» WHAT TO WORK ON
Scan the data for "JSON" and copy the lines it appears in.

» DATA EXTRACT

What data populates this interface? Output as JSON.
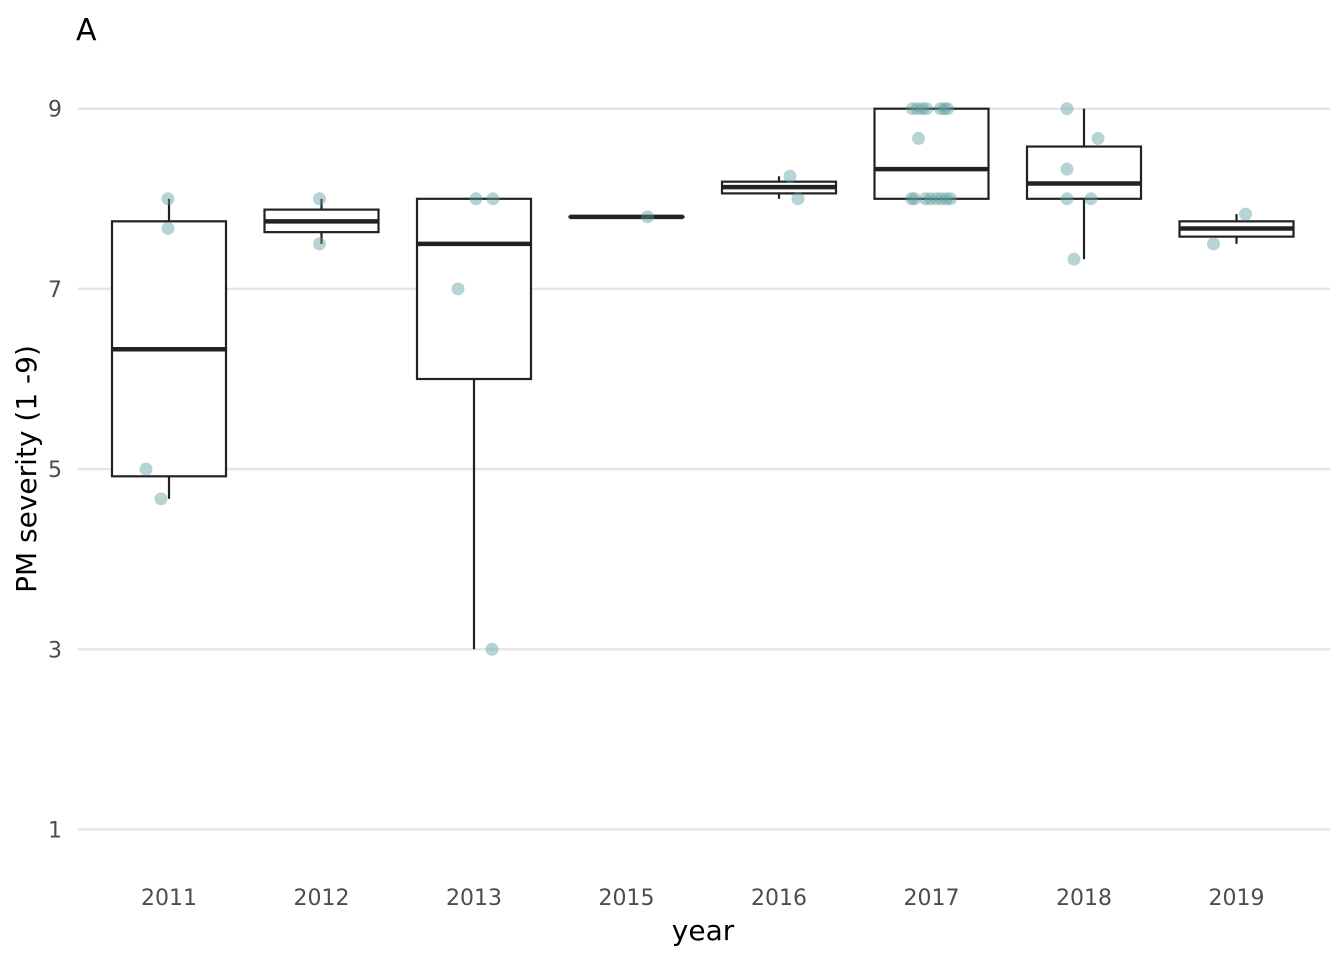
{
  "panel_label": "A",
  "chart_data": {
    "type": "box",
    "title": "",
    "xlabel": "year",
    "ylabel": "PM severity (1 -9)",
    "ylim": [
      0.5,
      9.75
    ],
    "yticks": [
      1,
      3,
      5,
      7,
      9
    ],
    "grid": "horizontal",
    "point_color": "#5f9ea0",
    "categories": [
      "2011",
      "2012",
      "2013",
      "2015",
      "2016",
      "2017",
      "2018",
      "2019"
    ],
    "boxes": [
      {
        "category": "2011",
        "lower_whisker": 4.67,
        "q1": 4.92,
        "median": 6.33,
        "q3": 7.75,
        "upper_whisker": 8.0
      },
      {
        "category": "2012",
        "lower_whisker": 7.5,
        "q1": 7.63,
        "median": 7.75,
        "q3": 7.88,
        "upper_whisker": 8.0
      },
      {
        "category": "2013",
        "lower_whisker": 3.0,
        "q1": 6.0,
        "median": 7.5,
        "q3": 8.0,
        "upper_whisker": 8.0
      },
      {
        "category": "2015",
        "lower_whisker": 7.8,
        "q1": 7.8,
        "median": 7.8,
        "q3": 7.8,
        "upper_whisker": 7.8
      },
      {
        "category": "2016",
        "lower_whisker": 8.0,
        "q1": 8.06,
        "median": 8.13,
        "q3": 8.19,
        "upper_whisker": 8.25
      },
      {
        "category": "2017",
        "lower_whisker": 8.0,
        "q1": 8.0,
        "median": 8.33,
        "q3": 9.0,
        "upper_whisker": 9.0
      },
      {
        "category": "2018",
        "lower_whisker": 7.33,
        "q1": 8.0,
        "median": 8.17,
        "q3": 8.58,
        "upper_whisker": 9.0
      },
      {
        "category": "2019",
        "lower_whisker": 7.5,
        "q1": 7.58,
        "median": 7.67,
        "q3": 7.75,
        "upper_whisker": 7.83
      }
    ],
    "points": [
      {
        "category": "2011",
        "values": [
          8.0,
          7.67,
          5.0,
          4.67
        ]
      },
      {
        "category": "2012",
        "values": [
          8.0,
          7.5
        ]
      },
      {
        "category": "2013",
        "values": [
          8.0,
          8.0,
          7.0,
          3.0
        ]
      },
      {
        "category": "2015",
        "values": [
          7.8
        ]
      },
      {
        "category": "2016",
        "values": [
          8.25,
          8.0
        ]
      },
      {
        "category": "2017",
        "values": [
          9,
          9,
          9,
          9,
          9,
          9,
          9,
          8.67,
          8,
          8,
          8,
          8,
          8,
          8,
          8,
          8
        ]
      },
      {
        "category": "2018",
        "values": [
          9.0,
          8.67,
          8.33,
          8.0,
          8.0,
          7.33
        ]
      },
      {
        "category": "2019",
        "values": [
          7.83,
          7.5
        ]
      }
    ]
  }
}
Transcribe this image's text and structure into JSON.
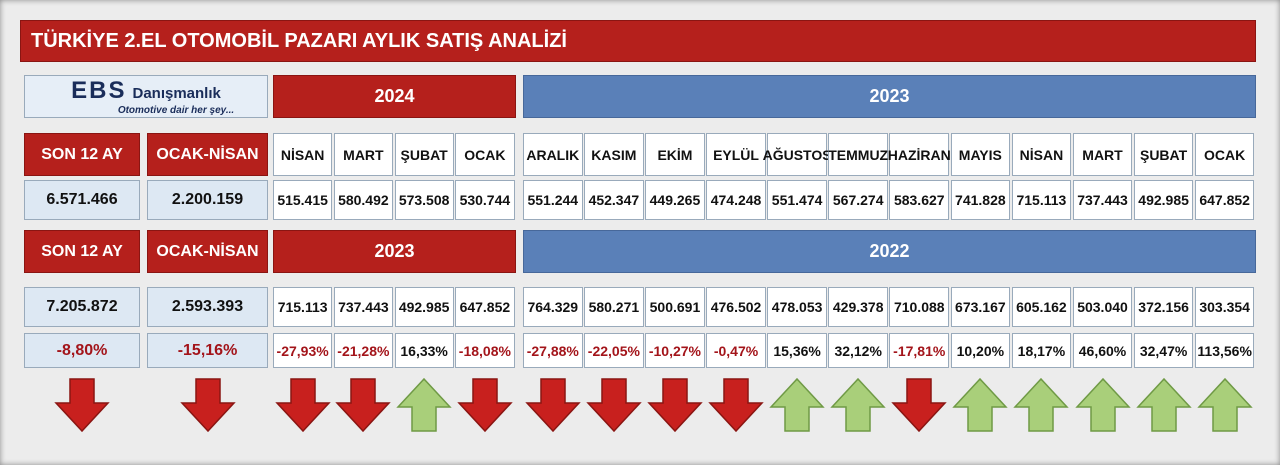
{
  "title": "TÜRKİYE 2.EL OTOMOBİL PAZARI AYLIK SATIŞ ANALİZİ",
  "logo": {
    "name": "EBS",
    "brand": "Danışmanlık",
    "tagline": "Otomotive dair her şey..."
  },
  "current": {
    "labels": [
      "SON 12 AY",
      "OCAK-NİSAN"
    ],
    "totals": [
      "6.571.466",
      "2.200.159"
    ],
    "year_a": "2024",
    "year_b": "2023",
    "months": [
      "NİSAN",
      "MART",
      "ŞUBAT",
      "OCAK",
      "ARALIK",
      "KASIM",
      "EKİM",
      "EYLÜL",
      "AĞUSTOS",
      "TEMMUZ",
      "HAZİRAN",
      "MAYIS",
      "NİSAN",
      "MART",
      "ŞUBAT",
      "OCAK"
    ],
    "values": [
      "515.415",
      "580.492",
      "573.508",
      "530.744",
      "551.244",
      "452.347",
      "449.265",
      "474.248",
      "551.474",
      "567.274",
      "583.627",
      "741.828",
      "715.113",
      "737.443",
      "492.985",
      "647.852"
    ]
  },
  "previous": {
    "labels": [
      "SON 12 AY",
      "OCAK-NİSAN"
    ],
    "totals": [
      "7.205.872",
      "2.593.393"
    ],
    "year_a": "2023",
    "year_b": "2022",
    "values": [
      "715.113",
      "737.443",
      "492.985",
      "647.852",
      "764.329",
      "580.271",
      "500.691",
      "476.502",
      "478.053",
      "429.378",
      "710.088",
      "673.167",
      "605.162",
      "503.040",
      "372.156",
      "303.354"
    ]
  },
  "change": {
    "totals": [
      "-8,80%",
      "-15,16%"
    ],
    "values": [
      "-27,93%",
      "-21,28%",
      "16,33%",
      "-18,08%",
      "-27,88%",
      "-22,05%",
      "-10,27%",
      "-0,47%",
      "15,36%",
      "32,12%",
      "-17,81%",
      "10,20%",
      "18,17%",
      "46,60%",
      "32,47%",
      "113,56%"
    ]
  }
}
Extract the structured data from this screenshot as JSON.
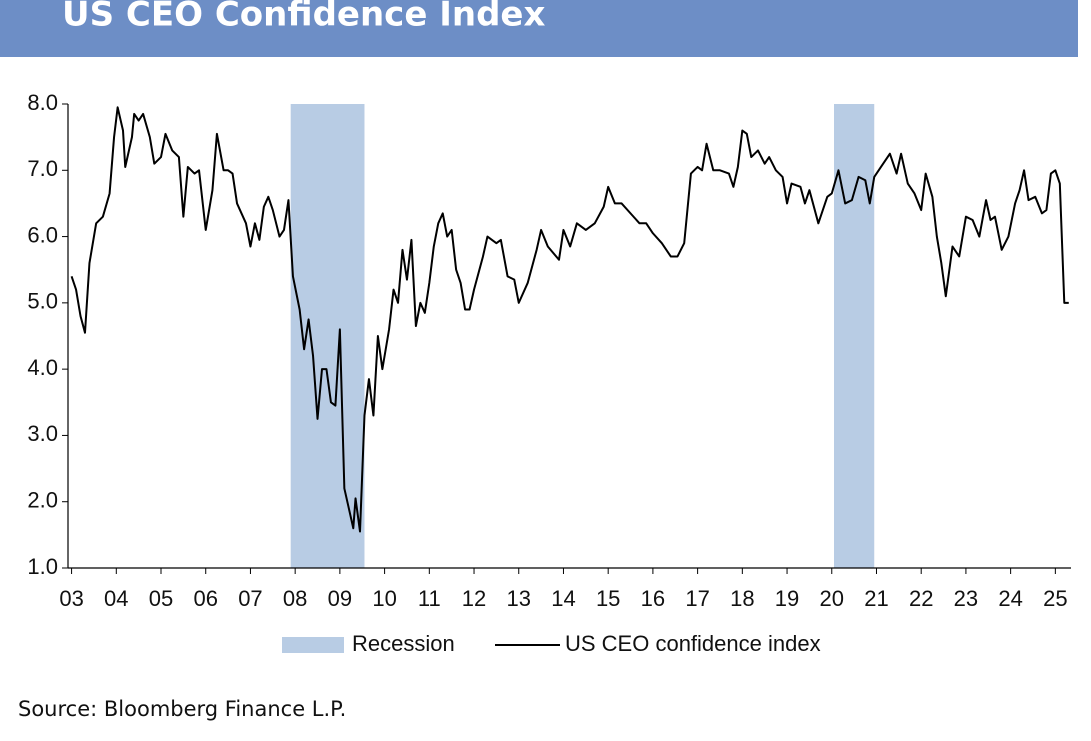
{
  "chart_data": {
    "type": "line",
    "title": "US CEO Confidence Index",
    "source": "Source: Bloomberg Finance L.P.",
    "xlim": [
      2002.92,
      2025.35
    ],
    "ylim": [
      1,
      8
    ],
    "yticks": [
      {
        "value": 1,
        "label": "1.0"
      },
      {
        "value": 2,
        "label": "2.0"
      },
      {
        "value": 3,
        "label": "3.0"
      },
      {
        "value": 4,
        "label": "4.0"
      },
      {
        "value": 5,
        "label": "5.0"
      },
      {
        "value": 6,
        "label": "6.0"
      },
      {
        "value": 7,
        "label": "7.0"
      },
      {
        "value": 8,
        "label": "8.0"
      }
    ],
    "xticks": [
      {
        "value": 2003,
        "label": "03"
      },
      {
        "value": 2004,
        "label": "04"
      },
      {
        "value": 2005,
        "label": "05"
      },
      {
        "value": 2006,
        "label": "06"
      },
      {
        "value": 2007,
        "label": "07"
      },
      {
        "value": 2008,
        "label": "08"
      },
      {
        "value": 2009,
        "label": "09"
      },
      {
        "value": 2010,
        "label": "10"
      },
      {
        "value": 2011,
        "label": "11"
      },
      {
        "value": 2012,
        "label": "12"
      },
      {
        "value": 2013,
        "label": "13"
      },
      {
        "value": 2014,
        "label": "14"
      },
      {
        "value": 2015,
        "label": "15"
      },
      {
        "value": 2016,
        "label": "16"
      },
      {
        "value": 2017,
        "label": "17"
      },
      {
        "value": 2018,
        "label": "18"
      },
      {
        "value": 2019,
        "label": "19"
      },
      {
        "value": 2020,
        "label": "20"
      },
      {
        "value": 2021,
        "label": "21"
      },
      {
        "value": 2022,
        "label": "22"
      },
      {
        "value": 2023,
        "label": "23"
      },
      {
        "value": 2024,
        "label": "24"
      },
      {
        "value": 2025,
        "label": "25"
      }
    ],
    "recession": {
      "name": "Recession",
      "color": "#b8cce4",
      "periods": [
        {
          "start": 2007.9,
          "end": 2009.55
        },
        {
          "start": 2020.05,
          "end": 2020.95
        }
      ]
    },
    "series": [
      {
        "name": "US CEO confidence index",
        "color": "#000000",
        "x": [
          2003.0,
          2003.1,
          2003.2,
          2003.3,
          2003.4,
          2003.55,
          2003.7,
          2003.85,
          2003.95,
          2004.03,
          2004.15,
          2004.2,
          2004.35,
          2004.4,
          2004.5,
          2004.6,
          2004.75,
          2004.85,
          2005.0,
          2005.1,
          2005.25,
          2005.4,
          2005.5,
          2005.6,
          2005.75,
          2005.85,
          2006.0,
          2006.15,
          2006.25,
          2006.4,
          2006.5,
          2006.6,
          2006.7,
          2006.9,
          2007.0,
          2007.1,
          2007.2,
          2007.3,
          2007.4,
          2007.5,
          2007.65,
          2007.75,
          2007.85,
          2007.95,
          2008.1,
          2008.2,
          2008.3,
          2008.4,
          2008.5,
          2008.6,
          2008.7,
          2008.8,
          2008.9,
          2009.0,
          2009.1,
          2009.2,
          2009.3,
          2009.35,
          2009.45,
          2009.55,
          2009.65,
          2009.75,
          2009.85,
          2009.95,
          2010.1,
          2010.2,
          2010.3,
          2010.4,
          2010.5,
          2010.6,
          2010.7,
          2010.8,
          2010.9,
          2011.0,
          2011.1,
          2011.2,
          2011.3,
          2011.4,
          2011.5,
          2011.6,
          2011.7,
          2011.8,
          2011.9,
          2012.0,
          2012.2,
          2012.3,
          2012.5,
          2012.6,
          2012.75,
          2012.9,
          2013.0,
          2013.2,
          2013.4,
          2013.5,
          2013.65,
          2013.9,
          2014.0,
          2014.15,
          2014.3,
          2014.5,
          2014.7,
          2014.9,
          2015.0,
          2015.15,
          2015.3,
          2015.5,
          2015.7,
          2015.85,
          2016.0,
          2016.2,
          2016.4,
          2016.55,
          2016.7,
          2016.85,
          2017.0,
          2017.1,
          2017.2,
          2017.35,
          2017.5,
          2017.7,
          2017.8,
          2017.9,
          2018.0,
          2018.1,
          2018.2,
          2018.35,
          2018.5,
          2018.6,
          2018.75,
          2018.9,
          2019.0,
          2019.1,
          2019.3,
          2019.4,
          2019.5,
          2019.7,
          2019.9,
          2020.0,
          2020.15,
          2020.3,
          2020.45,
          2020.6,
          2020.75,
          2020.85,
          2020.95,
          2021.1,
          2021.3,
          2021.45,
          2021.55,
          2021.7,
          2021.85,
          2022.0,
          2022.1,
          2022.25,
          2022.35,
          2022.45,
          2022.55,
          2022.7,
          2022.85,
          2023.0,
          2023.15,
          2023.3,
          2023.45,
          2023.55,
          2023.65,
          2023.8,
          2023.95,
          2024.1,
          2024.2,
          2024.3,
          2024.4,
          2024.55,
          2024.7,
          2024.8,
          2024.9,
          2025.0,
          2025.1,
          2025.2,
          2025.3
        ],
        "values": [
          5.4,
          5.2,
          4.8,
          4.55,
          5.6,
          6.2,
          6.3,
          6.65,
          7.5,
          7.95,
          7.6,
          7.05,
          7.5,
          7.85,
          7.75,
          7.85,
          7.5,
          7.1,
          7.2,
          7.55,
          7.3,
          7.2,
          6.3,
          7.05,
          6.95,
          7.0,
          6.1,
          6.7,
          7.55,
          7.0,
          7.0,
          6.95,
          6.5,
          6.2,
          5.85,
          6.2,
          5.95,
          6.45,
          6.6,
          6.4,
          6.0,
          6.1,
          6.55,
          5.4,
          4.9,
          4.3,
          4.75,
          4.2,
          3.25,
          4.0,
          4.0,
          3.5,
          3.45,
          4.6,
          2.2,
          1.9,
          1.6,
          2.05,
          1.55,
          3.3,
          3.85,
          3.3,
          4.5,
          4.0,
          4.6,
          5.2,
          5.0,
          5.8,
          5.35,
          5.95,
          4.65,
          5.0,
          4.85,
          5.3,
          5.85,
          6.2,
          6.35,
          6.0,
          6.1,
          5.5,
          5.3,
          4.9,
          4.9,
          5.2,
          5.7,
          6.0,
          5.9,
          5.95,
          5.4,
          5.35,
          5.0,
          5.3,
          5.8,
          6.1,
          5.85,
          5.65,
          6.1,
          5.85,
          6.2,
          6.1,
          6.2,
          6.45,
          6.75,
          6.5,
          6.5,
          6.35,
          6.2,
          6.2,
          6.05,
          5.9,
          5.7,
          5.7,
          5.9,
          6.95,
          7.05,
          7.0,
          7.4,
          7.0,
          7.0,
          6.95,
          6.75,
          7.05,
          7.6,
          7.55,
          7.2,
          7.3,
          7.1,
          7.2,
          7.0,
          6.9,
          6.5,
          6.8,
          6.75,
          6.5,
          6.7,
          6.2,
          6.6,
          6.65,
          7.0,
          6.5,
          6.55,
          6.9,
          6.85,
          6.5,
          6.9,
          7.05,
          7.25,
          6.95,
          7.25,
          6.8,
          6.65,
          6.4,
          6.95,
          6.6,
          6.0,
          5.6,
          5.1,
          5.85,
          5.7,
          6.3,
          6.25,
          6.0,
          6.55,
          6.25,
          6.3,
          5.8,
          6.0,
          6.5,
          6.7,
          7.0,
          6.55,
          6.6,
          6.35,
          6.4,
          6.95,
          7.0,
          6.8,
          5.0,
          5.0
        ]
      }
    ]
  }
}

» FINISHED EXERCISE
What data populates this interface? Output as JSON.
Transcribe this image's text and structure into JSON.
Extract the structured data from this screenshot as JSON.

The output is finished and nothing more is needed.